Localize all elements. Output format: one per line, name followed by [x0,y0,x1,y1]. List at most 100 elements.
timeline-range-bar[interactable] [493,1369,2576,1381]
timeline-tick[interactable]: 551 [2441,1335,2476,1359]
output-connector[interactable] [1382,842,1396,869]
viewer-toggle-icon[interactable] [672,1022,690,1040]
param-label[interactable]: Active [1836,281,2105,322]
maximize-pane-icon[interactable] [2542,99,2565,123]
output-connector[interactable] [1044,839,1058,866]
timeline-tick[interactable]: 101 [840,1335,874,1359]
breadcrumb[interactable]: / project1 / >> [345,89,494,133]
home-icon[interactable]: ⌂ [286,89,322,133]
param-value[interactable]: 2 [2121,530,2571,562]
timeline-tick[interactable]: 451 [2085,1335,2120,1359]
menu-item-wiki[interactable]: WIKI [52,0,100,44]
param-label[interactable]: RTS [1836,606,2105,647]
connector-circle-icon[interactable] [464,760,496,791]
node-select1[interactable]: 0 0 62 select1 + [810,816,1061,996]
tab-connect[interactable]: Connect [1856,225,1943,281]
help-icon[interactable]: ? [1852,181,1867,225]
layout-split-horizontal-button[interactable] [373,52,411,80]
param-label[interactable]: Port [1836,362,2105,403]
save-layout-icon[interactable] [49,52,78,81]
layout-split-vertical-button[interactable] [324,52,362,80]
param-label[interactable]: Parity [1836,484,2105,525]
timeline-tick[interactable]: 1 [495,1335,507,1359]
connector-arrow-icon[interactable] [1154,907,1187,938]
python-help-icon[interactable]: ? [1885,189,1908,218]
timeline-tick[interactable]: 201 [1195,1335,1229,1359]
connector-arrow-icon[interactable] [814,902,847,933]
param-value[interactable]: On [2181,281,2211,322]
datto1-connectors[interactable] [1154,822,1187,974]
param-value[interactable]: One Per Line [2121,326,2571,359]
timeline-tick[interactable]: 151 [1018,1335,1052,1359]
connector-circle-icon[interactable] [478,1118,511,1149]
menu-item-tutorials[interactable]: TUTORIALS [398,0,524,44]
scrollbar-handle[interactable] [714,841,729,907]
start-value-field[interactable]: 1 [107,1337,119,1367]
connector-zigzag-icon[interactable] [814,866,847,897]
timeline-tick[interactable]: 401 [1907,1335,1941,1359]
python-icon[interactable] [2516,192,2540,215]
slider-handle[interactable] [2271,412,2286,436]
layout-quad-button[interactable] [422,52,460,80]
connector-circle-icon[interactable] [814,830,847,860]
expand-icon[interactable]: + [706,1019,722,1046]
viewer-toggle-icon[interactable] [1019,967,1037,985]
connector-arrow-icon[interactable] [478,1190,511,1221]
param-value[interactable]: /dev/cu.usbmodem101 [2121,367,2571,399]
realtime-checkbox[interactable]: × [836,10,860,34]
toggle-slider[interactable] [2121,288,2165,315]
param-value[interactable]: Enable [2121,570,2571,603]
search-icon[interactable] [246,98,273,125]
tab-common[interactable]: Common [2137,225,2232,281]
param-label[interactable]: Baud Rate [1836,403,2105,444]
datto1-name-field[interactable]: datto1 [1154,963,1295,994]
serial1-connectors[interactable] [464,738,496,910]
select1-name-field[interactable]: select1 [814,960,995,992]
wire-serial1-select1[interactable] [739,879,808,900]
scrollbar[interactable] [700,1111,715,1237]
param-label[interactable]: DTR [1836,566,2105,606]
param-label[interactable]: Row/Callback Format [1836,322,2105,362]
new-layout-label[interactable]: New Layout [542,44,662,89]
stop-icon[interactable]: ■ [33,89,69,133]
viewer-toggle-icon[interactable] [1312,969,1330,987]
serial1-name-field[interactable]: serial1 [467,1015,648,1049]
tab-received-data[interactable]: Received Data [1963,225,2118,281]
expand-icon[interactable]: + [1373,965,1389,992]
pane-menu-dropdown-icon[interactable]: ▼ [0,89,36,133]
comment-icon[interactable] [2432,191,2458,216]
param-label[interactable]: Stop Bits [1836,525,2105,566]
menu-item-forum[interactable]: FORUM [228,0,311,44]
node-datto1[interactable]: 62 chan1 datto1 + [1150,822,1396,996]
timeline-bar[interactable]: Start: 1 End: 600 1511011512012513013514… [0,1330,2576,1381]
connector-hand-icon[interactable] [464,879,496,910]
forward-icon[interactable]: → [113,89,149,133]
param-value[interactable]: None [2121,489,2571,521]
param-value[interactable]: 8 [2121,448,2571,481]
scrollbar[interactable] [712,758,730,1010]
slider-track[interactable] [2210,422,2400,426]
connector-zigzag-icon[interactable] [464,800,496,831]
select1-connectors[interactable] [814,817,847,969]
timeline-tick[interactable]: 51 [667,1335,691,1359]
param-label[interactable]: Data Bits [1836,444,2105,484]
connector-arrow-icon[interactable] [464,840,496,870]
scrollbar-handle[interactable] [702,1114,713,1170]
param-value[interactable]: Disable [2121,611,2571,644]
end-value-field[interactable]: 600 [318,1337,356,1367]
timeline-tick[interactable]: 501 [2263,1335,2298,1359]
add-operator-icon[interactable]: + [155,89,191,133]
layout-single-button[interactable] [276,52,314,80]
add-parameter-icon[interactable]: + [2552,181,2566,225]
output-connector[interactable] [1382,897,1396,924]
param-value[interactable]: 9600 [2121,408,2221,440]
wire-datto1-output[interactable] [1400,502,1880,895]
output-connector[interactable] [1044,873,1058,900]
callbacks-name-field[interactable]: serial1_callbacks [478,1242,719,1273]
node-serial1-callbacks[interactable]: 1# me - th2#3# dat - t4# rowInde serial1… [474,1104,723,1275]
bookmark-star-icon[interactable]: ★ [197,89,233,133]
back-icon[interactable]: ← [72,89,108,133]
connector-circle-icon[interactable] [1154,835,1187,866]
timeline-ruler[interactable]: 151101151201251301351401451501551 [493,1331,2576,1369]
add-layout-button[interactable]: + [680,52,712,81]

········

> The task: Copy the records above with every instance of "timeline-tick" swapped for "timeline-marker", leaving all other text as it is.

> Final result:
Localize all elements. Output format: one per line, name followed by [x0,y0,x1,y1]. List at most 100 elements.
timeline-range-bar[interactable] [493,1369,2576,1381]
timeline-marker[interactable]: 551 [2441,1335,2476,1359]
output-connector[interactable] [1382,842,1396,869]
viewer-toggle-icon[interactable] [672,1022,690,1040]
param-label[interactable]: Active [1836,281,2105,322]
maximize-pane-icon[interactable] [2542,99,2565,123]
output-connector[interactable] [1044,839,1058,866]
timeline-marker[interactable]: 101 [840,1335,874,1359]
breadcrumb[interactable]: / project1 / >> [345,89,494,133]
home-icon[interactable]: ⌂ [286,89,322,133]
param-value[interactable]: 2 [2121,530,2571,562]
timeline-marker[interactable]: 451 [2085,1335,2120,1359]
menu-item-wiki[interactable]: WIKI [52,0,100,44]
param-label[interactable]: RTS [1836,606,2105,647]
connector-circle-icon[interactable] [464,760,496,791]
node-select1[interactable]: 0 0 62 select1 + [810,816,1061,996]
tab-connect[interactable]: Connect [1856,225,1943,281]
help-icon[interactable]: ? [1852,181,1867,225]
layout-split-horizontal-button[interactable] [373,52,411,80]
param-label[interactable]: Port [1836,362,2105,403]
save-layout-icon[interactable] [49,52,78,81]
layout-split-vertical-button[interactable] [324,52,362,80]
param-label[interactable]: Parity [1836,484,2105,525]
timeline-marker[interactable]: 1 [495,1335,507,1359]
connector-arrow-icon[interactable] [1154,907,1187,938]
python-help-icon[interactable]: ? [1885,189,1908,218]
timeline-marker[interactable]: 201 [1195,1335,1229,1359]
connector-arrow-icon[interactable] [814,902,847,933]
param-value[interactable]: On [2181,281,2211,322]
datto1-connectors[interactable] [1154,822,1187,974]
param-value[interactable]: One Per Line [2121,326,2571,359]
timeline-marker[interactable]: 151 [1018,1335,1052,1359]
connector-circle-icon[interactable] [478,1118,511,1149]
menu-item-tutorials[interactable]: TUTORIALS [398,0,524,44]
scrollbar-handle[interactable] [714,841,729,907]
start-value-field[interactable]: 1 [107,1337,119,1367]
connector-zigzag-icon[interactable] [814,866,847,897]
timeline-marker[interactable]: 401 [1907,1335,1941,1359]
python-icon[interactable] [2516,192,2540,215]
slider-handle[interactable] [2271,412,2286,436]
layout-quad-button[interactable] [422,52,460,80]
connector-circle-icon[interactable] [814,830,847,860]
expand-icon[interactable]: + [706,1019,722,1046]
viewer-toggle-icon[interactable] [1019,967,1037,985]
connector-arrow-icon[interactable] [478,1190,511,1221]
param-value[interactable]: /dev/cu.usbmodem101 [2121,367,2571,399]
realtime-checkbox[interactable]: × [836,10,860,34]
toggle-slider[interactable] [2121,288,2165,315]
param-value[interactable]: Enable [2121,570,2571,603]
search-icon[interactable] [246,98,273,125]
tab-common[interactable]: Common [2137,225,2232,281]
param-label[interactable]: Baud Rate [1836,403,2105,444]
datto1-name-field[interactable]: datto1 [1154,963,1295,994]
serial1-connectors[interactable] [464,738,496,910]
select1-name-field[interactable]: select1 [814,960,995,992]
wire-serial1-select1[interactable] [739,879,808,900]
scrollbar[interactable] [700,1111,715,1237]
param-label[interactable]: DTR [1836,566,2105,606]
param-label[interactable]: Row/Callback Format [1836,322,2105,362]
new-layout-label[interactable]: New Layout [542,44,662,89]
stop-icon[interactable]: ■ [33,89,69,133]
viewer-toggle-icon[interactable] [1312,969,1330,987]
serial1-name-field[interactable]: serial1 [467,1015,648,1049]
tab-received-data[interactable]: Received Data [1963,225,2118,281]
expand-icon[interactable]: + [1373,965,1389,992]
pane-menu-dropdown-icon[interactable]: ▼ [0,89,36,133]
comment-icon[interactable] [2432,191,2458,216]
param-label[interactable]: Stop Bits [1836,525,2105,566]
menu-item-forum[interactable]: FORUM [228,0,311,44]
node-datto1[interactable]: 62 chan1 datto1 + [1150,822,1396,996]
timeline-bar[interactable]: Start: 1 End: 600 1511011512012513013514… [0,1330,2576,1381]
connector-hand-icon[interactable] [464,879,496,910]
forward-icon[interactable]: → [113,89,149,133]
param-value[interactable]: None [2121,489,2571,521]
param-value[interactable]: 8 [2121,448,2571,481]
scrollbar[interactable] [712,758,730,1010]
slider-track[interactable] [2210,422,2400,426]
connector-zigzag-icon[interactable] [464,800,496,831]
select1-connectors[interactable] [814,817,847,969]
timeline-marker[interactable]: 51 [667,1335,691,1359]
param-label[interactable]: Data Bits [1836,444,2105,484]
connector-arrow-icon[interactable] [464,840,496,870]
scrollbar-handle[interactable] [702,1114,713,1170]
param-value[interactable]: Disable [2121,611,2571,644]
end-value-field[interactable]: 600 [318,1337,356,1367]
timeline-marker[interactable]: 501 [2263,1335,2298,1359]
add-operator-icon[interactable]: + [155,89,191,133]
layout-single-button[interactable] [276,52,314,80]
add-parameter-icon[interactable]: + [2552,181,2566,225]
output-connector[interactable] [1382,897,1396,924]
param-value[interactable]: 9600 [2121,408,2221,440]
wire-datto1-output[interactable] [1400,502,1880,895]
output-connector[interactable] [1044,873,1058,900]
callbacks-name-field[interactable]: serial1_callbacks [478,1242,719,1273]
node-serial1-callbacks[interactable]: 1# me - th2#3# dat - t4# rowInde serial1… [474,1104,723,1275]
bookmark-star-icon[interactable]: ★ [197,89,233,133]
back-icon[interactable]: ← [72,89,108,133]
connector-circle-icon[interactable] [1154,835,1187,866]
timeline-ruler[interactable]: 151101151201251301351401451501551 [493,1331,2576,1369]
add-layout-button[interactable]: + [680,52,712,81]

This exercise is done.